## PASSAGE TO READ
Fox // 2002 // 655 Minutes // Not Rated
Reviewed by Chief Counsel Rob Lineberger (Retired) // February 10th, 2003
The road to justice is twisted.
It seems redundant to pin more medals onto the hefty chest of The Shield. If you watch FX, you no doubt have seen the heavy promotional campaign hawking The Shield as a groundbreaking history-maker. Perhaps you watched star Michael Chiklis take home the Emmy Award for Outstanding Lead Actor in a Drama Series. Or maybe you (like me) only had a vague idea of what this series was about, and thought maybe Sutherland got a raw deal.
The Shield is one of the rare cases where the hype is justified, the accolades earned. Sometimes it all comes together. If you like your TV edgy and involved, The Shield is unparalled.
The Shield is greater than the sum of its parts. Much of the series is focused on detective Vic Mackey (Michael Chiklis), the charismatic pit bull in charge of the Farmington Precinct Strike team. He uses brutal tactics to combat an even more brutal street. At turns ferocious and charming, he stops at nothing to get his way. His goal seems to be keeping a cleaner street, but wow, he handpicks the drug lords. His team, notably Shane (Walt Goggins) and Lem (Kenny Johnson), provide unbalanced tension.
Though Vic is the lynchpin, the ensemble cast is on par. Captain Aceveda (Benito Martinez) is an ambitious politician with one eye on a council seat, one eye on keeping his precinct safe, and one eye on Vic Mackey. Trouble is, he only has two eyes.
Dutch Wagenbach (Jay Karnes) and Claudette Wyms (CCH Pounder) are a team of detectives whose dry repartee eases days of hunting serial killers, rapists, and slave traders. Dutch is somewhat awkward, thus gets dumped on (literally), but his keen insight wins him respect. Claudette is tough as roofing nails and is as close to a neutral party as can be found at The Farm.
Danielle "Danny" Sofer (Catherine Dent) is conflicted, trying to maintain her femininity while beating down street scum on a daily basis. Her partner is the rookie Julien Lowe (Michael Jace); a match made in purgatory.
The cast is rounded out by stellar characters, down to the lowliest extra. It seems a shame to focus on any one of them, because they are all part of the whole.
These cops strive against the street, the psychos, and each other. No one is completely good or evil. In a reality of pain and hypervigilance, cops decompress by leaning on one another and/or taunting the living hell out of each other. Just when you think The Shield has reached a plateau of dramatic tension, the heat cranks up a notch. People will die and lives will be ruined before life in Farmington reaches equilibrium.
The Shield has an interesting take on portraying Vic's morality. They don't keep us in the dark very long about the nature of his character. Instead of teasing us with the question of whether he is good or bad, they show us the stark extremes of his humanity right away. So the question is not what "what kind of person is Vic," but "what do his actions say about him?"

[Rows from a layout dataset]

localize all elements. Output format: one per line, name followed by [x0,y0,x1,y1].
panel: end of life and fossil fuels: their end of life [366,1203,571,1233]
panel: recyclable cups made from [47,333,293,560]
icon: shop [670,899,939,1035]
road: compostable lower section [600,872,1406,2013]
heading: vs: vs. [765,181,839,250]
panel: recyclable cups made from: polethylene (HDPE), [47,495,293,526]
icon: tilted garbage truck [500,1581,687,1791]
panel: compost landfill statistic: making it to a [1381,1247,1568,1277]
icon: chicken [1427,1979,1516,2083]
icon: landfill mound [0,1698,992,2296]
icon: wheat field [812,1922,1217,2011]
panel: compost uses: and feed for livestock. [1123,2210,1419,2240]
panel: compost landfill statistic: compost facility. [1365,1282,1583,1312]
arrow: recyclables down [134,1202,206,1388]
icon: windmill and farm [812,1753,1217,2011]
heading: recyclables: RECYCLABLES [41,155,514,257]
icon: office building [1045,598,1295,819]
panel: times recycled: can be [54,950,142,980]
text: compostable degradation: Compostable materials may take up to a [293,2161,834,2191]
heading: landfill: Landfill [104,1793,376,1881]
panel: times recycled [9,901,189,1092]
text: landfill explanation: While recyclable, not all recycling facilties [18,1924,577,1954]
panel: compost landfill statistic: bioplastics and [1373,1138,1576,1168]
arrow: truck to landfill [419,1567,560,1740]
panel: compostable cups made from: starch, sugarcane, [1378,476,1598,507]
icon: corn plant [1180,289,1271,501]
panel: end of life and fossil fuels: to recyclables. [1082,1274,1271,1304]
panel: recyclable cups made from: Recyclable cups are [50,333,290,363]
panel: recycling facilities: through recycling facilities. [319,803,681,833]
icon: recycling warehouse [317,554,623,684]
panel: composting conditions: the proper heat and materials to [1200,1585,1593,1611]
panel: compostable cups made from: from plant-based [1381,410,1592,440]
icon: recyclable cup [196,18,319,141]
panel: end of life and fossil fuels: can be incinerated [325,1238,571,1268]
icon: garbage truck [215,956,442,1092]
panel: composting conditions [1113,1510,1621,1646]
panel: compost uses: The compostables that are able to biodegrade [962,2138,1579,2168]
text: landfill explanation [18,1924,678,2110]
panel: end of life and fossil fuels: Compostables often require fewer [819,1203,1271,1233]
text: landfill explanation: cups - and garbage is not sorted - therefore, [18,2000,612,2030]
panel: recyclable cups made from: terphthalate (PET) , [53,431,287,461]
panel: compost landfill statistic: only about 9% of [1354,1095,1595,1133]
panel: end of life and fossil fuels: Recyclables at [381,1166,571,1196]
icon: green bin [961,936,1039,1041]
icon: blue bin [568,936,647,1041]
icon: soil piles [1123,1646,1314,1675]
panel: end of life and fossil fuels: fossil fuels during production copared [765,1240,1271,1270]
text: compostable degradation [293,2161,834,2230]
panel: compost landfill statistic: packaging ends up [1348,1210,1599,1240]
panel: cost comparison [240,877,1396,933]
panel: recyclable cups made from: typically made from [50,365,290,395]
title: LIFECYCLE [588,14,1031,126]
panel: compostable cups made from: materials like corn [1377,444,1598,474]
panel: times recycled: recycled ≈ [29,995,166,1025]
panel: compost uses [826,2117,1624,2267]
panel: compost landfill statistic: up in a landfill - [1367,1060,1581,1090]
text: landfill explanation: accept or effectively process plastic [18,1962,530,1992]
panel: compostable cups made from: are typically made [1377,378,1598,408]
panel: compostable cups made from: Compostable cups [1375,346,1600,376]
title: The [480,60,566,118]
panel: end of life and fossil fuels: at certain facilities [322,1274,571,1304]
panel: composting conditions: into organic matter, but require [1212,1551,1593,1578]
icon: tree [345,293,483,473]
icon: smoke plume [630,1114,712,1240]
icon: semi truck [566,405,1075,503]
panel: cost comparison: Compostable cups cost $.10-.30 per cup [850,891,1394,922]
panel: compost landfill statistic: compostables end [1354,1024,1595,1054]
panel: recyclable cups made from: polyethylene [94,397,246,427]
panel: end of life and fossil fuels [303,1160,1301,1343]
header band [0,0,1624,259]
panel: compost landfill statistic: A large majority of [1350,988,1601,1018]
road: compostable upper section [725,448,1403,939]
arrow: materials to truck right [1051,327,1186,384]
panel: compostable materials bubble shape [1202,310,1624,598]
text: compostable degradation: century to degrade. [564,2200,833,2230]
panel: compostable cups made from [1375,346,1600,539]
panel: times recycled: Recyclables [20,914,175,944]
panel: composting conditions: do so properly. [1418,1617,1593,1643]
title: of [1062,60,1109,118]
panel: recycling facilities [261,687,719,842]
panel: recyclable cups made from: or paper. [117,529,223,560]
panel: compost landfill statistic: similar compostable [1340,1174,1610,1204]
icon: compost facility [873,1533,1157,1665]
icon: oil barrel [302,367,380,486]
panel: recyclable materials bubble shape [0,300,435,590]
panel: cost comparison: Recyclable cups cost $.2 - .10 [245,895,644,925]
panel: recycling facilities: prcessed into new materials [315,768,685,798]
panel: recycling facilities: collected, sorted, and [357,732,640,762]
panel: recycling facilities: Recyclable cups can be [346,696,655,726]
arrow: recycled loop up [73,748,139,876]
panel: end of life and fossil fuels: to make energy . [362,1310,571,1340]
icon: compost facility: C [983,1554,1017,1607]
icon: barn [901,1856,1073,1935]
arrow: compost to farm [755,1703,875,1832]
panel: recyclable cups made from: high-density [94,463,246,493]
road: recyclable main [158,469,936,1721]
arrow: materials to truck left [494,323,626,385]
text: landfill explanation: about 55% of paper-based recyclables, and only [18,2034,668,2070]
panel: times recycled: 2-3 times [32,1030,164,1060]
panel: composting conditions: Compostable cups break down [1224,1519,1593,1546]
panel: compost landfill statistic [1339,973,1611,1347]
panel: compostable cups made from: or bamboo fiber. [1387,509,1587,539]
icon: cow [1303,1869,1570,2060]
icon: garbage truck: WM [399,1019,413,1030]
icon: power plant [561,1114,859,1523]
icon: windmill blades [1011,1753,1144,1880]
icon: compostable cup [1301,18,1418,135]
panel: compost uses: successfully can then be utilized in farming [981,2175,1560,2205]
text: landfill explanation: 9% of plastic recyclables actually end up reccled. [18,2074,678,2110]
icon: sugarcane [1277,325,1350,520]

## TASKS
1 - Answer these questions from the review of The Shield:
(a) Which actor plays detective Vic Mackey?
(b) What political position does Captain Aceveda have his eye on?
(c) Who is Danielle "Danny" Sofer's partner?
2 - Put the part of the rows that opens with their first line and closes with the line containing "heading: vs: vs. [765,181,839,250]" into a JSON list of strings, one string per line.

## RESULTS BY TASK
1 -
(a) Michael Chiklis
(b) A council seat
(c) The rookie Julien Lowe (Michael Jace)

2 -
[
  "localize all elements. Output format: one per line, name followed by [x0,y0,x1,y1].",
  "panel: end of life and fossil fuels: their end of life [366,1203,571,1233]",
  "panel: recyclable cups made from [47,333,293,560]",
  "icon: shop [670,899,939,1035]",
  "road: compostable lower section [600,872,1406,2013]",
  "heading: vs: vs. [765,181,839,250]"
]